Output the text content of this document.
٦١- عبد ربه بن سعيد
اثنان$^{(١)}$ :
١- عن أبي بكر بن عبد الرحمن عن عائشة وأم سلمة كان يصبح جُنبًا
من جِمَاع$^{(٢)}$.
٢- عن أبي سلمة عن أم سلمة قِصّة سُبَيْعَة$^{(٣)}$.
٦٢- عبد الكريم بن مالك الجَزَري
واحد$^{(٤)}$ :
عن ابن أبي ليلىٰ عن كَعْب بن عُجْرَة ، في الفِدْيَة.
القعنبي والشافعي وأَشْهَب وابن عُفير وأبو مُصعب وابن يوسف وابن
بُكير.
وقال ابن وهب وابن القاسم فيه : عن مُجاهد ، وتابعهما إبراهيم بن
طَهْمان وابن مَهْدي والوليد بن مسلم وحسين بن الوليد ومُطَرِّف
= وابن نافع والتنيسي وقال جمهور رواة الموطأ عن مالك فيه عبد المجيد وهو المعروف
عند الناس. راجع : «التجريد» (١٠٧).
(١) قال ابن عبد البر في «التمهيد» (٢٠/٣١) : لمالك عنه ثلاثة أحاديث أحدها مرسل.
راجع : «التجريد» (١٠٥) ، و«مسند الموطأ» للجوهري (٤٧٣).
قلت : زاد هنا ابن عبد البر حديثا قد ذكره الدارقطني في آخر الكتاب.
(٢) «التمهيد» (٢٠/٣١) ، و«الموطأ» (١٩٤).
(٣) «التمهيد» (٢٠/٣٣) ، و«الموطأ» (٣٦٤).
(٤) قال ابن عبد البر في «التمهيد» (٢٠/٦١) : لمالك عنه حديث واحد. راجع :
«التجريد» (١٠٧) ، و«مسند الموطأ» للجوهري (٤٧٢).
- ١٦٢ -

...

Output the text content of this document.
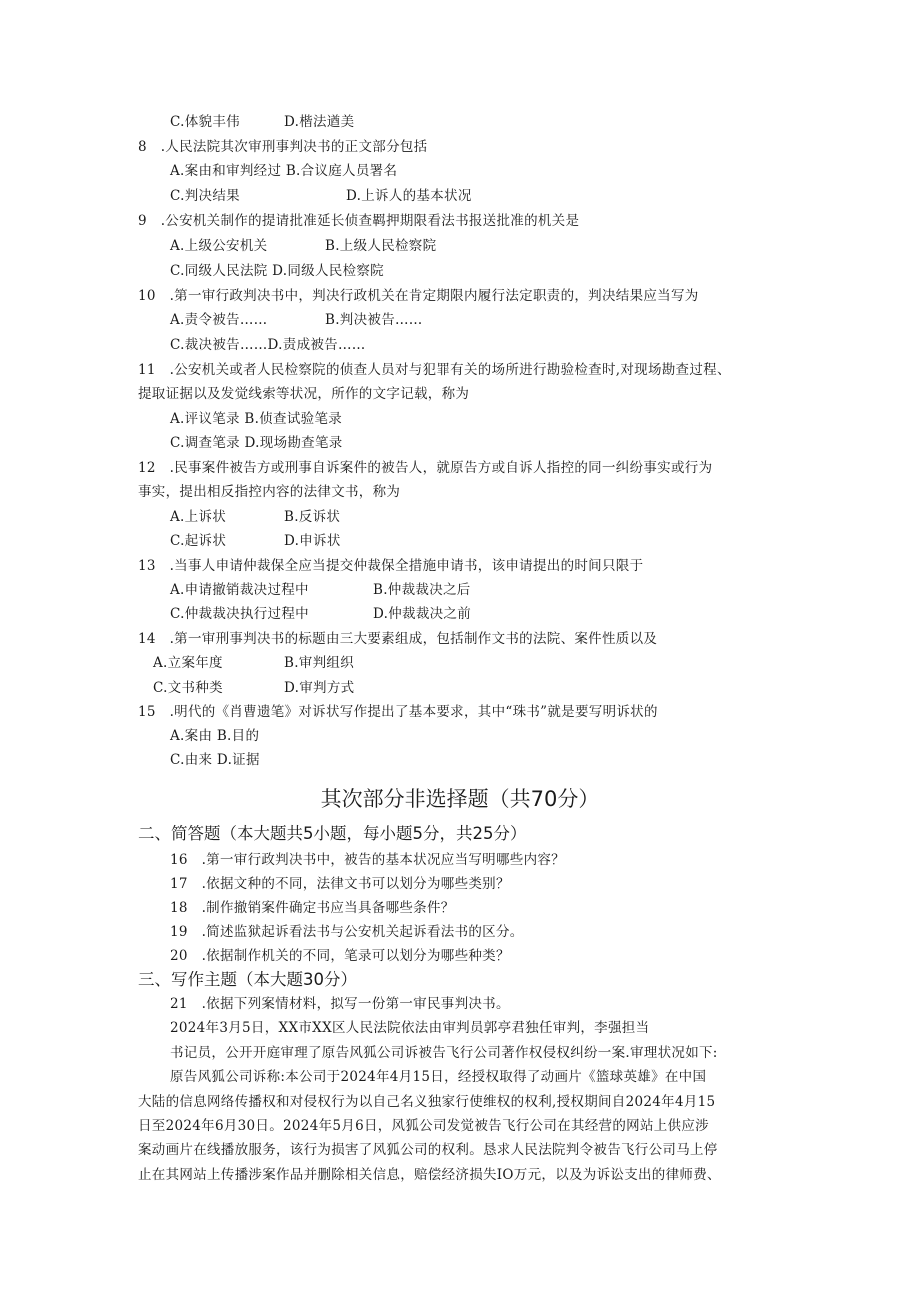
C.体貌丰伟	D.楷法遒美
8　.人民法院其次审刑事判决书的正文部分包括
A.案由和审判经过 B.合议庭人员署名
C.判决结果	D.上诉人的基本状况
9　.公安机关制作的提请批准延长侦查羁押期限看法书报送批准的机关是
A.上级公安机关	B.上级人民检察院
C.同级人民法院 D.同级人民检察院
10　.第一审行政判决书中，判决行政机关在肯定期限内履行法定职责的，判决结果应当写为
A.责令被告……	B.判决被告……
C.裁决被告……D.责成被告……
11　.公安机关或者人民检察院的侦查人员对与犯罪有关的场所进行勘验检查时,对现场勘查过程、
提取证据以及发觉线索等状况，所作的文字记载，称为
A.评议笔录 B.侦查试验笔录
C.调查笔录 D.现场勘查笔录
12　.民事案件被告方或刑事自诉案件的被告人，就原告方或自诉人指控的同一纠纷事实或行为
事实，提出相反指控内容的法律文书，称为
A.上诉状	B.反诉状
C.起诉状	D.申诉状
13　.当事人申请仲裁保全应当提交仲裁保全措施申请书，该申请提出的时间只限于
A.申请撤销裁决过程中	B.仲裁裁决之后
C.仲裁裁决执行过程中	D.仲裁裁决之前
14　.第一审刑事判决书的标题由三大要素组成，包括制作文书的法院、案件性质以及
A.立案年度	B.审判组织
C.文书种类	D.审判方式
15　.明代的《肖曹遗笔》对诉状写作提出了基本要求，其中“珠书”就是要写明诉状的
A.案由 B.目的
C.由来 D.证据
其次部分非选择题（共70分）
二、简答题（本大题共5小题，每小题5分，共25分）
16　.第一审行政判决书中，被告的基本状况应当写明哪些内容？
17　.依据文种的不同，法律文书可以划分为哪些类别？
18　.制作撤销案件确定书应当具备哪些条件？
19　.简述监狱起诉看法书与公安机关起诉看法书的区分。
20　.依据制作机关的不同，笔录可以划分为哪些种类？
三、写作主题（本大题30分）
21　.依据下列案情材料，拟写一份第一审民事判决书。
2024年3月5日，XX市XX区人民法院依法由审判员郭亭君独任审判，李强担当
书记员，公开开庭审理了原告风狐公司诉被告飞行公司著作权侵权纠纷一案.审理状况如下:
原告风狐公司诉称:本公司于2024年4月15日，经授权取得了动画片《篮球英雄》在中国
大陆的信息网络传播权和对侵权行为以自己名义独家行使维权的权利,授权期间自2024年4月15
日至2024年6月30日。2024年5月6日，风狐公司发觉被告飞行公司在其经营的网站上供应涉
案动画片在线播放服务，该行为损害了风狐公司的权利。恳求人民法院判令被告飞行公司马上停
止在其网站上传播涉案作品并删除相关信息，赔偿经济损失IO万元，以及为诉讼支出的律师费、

--

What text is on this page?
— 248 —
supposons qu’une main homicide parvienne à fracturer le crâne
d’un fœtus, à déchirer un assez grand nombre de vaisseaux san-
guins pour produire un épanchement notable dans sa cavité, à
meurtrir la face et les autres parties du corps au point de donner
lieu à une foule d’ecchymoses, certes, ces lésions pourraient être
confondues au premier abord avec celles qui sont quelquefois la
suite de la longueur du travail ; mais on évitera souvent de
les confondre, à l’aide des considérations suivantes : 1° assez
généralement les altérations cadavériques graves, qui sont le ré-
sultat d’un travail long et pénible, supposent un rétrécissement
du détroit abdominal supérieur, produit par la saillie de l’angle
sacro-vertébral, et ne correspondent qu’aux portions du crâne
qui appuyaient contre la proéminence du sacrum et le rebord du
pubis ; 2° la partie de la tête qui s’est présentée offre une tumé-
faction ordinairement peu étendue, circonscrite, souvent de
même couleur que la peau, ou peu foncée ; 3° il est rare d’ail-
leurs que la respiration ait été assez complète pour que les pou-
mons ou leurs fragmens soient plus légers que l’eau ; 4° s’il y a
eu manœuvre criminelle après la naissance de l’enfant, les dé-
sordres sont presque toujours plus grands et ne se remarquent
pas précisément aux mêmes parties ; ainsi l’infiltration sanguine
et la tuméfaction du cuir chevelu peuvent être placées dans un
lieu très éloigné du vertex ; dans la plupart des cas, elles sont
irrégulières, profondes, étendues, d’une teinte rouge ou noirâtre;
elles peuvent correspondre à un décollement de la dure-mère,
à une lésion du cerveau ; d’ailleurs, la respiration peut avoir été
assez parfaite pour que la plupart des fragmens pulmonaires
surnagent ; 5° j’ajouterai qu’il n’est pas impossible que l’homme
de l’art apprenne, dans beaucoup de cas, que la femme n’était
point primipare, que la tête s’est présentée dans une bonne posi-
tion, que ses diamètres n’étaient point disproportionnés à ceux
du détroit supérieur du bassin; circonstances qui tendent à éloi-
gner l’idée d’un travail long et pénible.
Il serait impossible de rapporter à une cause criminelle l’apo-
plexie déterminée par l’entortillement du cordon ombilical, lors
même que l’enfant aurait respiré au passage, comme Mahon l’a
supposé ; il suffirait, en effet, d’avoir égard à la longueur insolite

Exercise details. Every line of the records that includes the word "الموطأ" should be gathered.

Written answer.
= وابن نافع والتنيسي وقال جمهور رواة الموطأ عن مالك فيه عبد المجيد وهو المعروف
راجع : «التجريد» (١٠٥) ، و«مسند الموطأ» للجوهري (٤٧٣).
(٢) «التمهيد» (٢٠/٣١) ، و«الموطأ» (١٩٤).
(٣) «التمهيد» (٢٠/٣٣) ، و«الموطأ» (٣٦٤).
«التجريد» (١٠٧) ، و«مسند الموطأ» للجوهري (٤٧٢).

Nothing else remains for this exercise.